··· ROWS

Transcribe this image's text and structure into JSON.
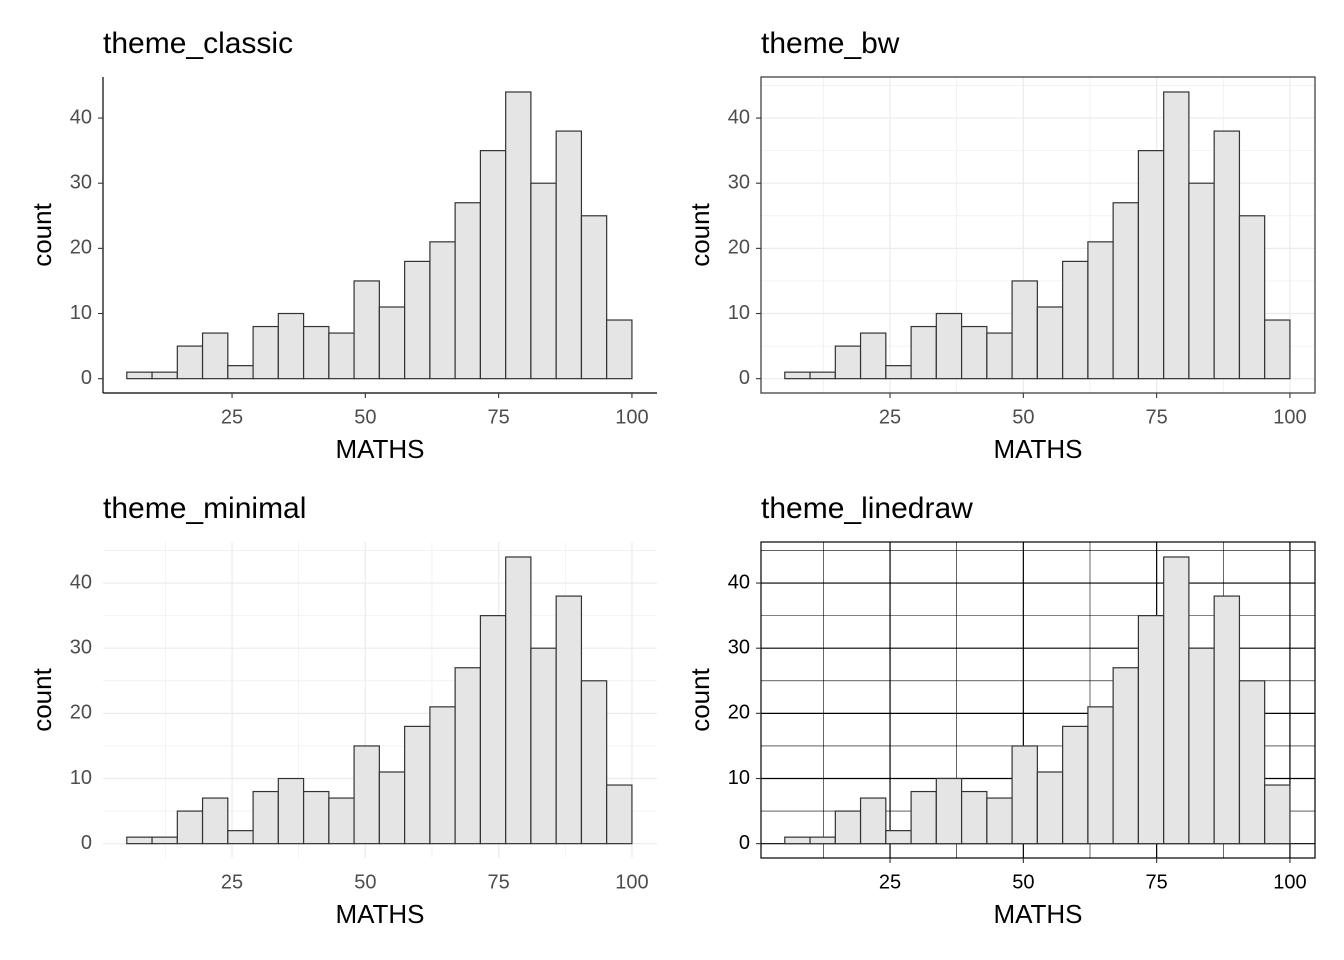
{
  "chart_data": [
    {
      "type": "histogram",
      "title": "theme_classic",
      "xlabel": "MATHS",
      "ylabel": "count",
      "bins": [
        5.26,
        10.0,
        14.74,
        19.47,
        24.21,
        28.95,
        33.68,
        38.42,
        43.16,
        47.89,
        52.63,
        57.37,
        62.11,
        66.84,
        71.58,
        76.32,
        81.05,
        85.79,
        90.53,
        95.26,
        100
      ],
      "values": [
        1,
        1,
        5,
        7,
        2,
        8,
        10,
        8,
        7,
        15,
        11,
        18,
        21,
        27,
        35,
        44,
        30,
        38,
        25,
        9
      ],
      "color": "#e5e5e5",
      "edge_color": "#333333",
      "xlim": [
        0.8,
        104.7
      ],
      "ylim": [
        -2.2,
        46.3
      ],
      "xticks": [
        25,
        50,
        75,
        100
      ],
      "yticks": [
        0,
        10,
        20,
        30,
        40
      ],
      "grid": false,
      "border": false,
      "axis_lines": true,
      "tick_marks": true,
      "tick_label_color": "#4d4d4d"
    },
    {
      "type": "histogram",
      "title": "theme_bw",
      "xlabel": "MATHS",
      "ylabel": "count",
      "bins": [
        5.26,
        10.0,
        14.74,
        19.47,
        24.21,
        28.95,
        33.68,
        38.42,
        43.16,
        47.89,
        52.63,
        57.37,
        62.11,
        66.84,
        71.58,
        76.32,
        81.05,
        85.79,
        90.53,
        95.26,
        100
      ],
      "values": [
        1,
        1,
        5,
        7,
        2,
        8,
        10,
        8,
        7,
        15,
        11,
        18,
        21,
        27,
        35,
        44,
        30,
        38,
        25,
        9
      ],
      "color": "#e5e5e5",
      "edge_color": "#333333",
      "xlim": [
        0.8,
        104.7
      ],
      "ylim": [
        -2.2,
        46.3
      ],
      "xticks": [
        25,
        50,
        75,
        100
      ],
      "yticks": [
        0,
        10,
        20,
        30,
        40
      ],
      "x_minor_breaks": [
        12.5,
        37.5,
        62.5,
        87.5
      ],
      "y_minor_breaks": [
        5,
        15,
        25,
        35,
        45
      ],
      "grid": true,
      "grid_color": "#ebebeb",
      "border": true,
      "border_color": "#333333",
      "axis_lines": false,
      "tick_marks": true,
      "tick_label_color": "#4d4d4d"
    },
    {
      "type": "histogram",
      "title": "theme_minimal",
      "xlabel": "MATHS",
      "ylabel": "count",
      "bins": [
        5.26,
        10.0,
        14.74,
        19.47,
        24.21,
        28.95,
        33.68,
        38.42,
        43.16,
        47.89,
        52.63,
        57.37,
        62.11,
        66.84,
        71.58,
        76.32,
        81.05,
        85.79,
        90.53,
        95.26,
        100
      ],
      "values": [
        1,
        1,
        5,
        7,
        2,
        8,
        10,
        8,
        7,
        15,
        11,
        18,
        21,
        27,
        35,
        44,
        30,
        38,
        25,
        9
      ],
      "color": "#e5e5e5",
      "edge_color": "#333333",
      "xlim": [
        0.8,
        104.7
      ],
      "ylim": [
        -2.2,
        46.3
      ],
      "xticks": [
        25,
        50,
        75,
        100
      ],
      "yticks": [
        0,
        10,
        20,
        30,
        40
      ],
      "x_minor_breaks": [
        12.5,
        37.5,
        62.5,
        87.5
      ],
      "y_minor_breaks": [
        5,
        15,
        25,
        35,
        45
      ],
      "grid": true,
      "grid_color": "#ebebeb",
      "border": false,
      "axis_lines": false,
      "tick_marks": false,
      "tick_label_color": "#4d4d4d"
    },
    {
      "type": "histogram",
      "title": "theme_linedraw",
      "xlabel": "MATHS",
      "ylabel": "count",
      "bins": [
        5.26,
        10.0,
        14.74,
        19.47,
        24.21,
        28.95,
        33.68,
        38.42,
        43.16,
        47.89,
        52.63,
        57.37,
        62.11,
        66.84,
        71.58,
        76.32,
        81.05,
        85.79,
        90.53,
        95.26,
        100
      ],
      "values": [
        1,
        1,
        5,
        7,
        2,
        8,
        10,
        8,
        7,
        15,
        11,
        18,
        21,
        27,
        35,
        44,
        30,
        38,
        25,
        9
      ],
      "color": "#e5e5e5",
      "edge_color": "#333333",
      "xlim": [
        0.8,
        104.7
      ],
      "ylim": [
        -2.2,
        46.3
      ],
      "xticks": [
        25,
        50,
        75,
        100
      ],
      "yticks": [
        0,
        10,
        20,
        30,
        40
      ],
      "x_minor_breaks": [
        12.5,
        37.5,
        62.5,
        87.5
      ],
      "y_minor_breaks": [
        5,
        15,
        25,
        35,
        45
      ],
      "grid": true,
      "grid_color": "#000000",
      "border": true,
      "border_color": "#000000",
      "axis_lines": false,
      "tick_marks": true,
      "tick_label_color": "#000000"
    }
  ]
}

······

__WHAT TO PRODUCE__: Extract the text of all the records above verbatim, excluding pictures.

__EXPECTED ANSWER__:
Transcribe this image's text and structure into JSON.
{
  "chart_data": [
    {
      "type": "histogram",
      "title": "theme_classic",
      "xlabel": "MATHS",
      "ylabel": "count",
      "bins": [
        5.26,
        10.0,
        14.74,
        19.47,
        24.21,
        28.95,
        33.68,
        38.42,
        43.16,
        47.89,
        52.63,
        57.37,
        62.11,
        66.84,
        71.58,
        76.32,
        81.05,
        85.79,
        90.53,
        95.26,
        100
      ],
      "values": [
        1,
        1,
        5,
        7,
        2,
        8,
        10,
        8,
        7,
        15,
        11,
        18,
        21,
        27,
        35,
        44,
        30,
        38,
        25,
        9
      ],
      "color": "#e5e5e5",
      "edge_color": "#333333",
      "xlim": [
        0.8,
        104.7
      ],
      "ylim": [
        -2.2,
        46.3
      ],
      "xticks": [
        25,
        50,
        75,
        100
      ],
      "yticks": [
        0,
        10,
        20,
        30,
        40
      ],
      "grid": false,
      "border": false,
      "axis_lines": true,
      "tick_marks": true,
      "tick_label_color": "#4d4d4d"
    },
    {
      "type": "histogram",
      "title": "theme_bw",
      "xlabel": "MATHS",
      "ylabel": "count",
      "bins": [
        5.26,
        10.0,
        14.74,
        19.47,
        24.21,
        28.95,
        33.68,
        38.42,
        43.16,
        47.89,
        52.63,
        57.37,
        62.11,
        66.84,
        71.58,
        76.32,
        81.05,
        85.79,
        90.53,
        95.26,
        100
      ],
      "values": [
        1,
        1,
        5,
        7,
        2,
        8,
        10,
        8,
        7,
        15,
        11,
        18,
        21,
        27,
        35,
        44,
        30,
        38,
        25,
        9
      ],
      "color": "#e5e5e5",
      "edge_color": "#333333",
      "xlim": [
        0.8,
        104.7
      ],
      "ylim": [
        -2.2,
        46.3
      ],
      "xticks": [
        25,
        50,
        75,
        100
      ],
      "yticks": [
        0,
        10,
        20,
        30,
        40
      ],
      "x_minor_breaks": [
        12.5,
        37.5,
        62.5,
        87.5
      ],
      "y_minor_breaks": [
        5,
        15,
        25,
        35,
        45
      ],
      "grid": true,
      "grid_color": "#ebebeb",
      "border": true,
      "border_color": "#333333",
      "axis_lines": false,
      "tick_marks": true,
      "tick_label_color": "#4d4d4d"
    },
    {
      "type": "histogram",
      "title": "theme_minimal",
      "xlabel": "MATHS",
      "ylabel": "count",
      "bins": [
        5.26,
        10.0,
        14.74,
        19.47,
        24.21,
        28.95,
        33.68,
        38.42,
        43.16,
        47.89,
        52.63,
        57.37,
        62.11,
        66.84,
        71.58,
        76.32,
        81.05,
        85.79,
        90.53,
        95.26,
        100
      ],
      "values": [
        1,
        1,
        5,
        7,
        2,
        8,
        10,
        8,
        7,
        15,
        11,
        18,
        21,
        27,
        35,
        44,
        30,
        38,
        25,
        9
      ],
      "color": "#e5e5e5",
      "edge_color": "#333333",
      "xlim": [
        0.8,
        104.7
      ],
      "ylim": [
        -2.2,
        46.3
      ],
      "xticks": [
        25,
        50,
        75,
        100
      ],
      "yticks": [
        0,
        10,
        20,
        30,
        40
      ],
      "x_minor_breaks": [
        12.5,
        37.5,
        62.5,
        87.5
      ],
      "y_minor_breaks": [
        5,
        15,
        25,
        35,
        45
      ],
      "grid": true,
      "grid_color": "#ebebeb",
      "border": false,
      "axis_lines": false,
      "tick_marks": false,
      "tick_label_color": "#4d4d4d"
    },
    {
      "type": "histogram",
      "title": "theme_linedraw",
      "xlabel": "MATHS",
      "ylabel": "count",
      "bins": [
        5.26,
        10.0,
        14.74,
        19.47,
        24.21,
        28.95,
        33.68,
        38.42,
        43.16,
        47.89,
        52.63,
        57.37,
        62.11,
        66.84,
        71.58,
        76.32,
        81.05,
        85.79,
        90.53,
        95.26,
        100
      ],
      "values": [
        1,
        1,
        5,
        7,
        2,
        8,
        10,
        8,
        7,
        15,
        11,
        18,
        21,
        27,
        35,
        44,
        30,
        38,
        25,
        9
      ],
      "color": "#e5e5e5",
      "edge_color": "#333333",
      "xlim": [
        0.8,
        104.7
      ],
      "ylim": [
        -2.2,
        46.3
      ],
      "xticks": [
        25,
        50,
        75,
        100
      ],
      "yticks": [
        0,
        10,
        20,
        30,
        40
      ],
      "x_minor_breaks": [
        12.5,
        37.5,
        62.5,
        87.5
      ],
      "y_minor_breaks": [
        5,
        15,
        25,
        35,
        45
      ],
      "grid": true,
      "grid_color": "#000000",
      "border": true,
      "border_color": "#000000",
      "axis_lines": false,
      "tick_marks": true,
      "tick_label_color": "#000000"
    }
  ]
}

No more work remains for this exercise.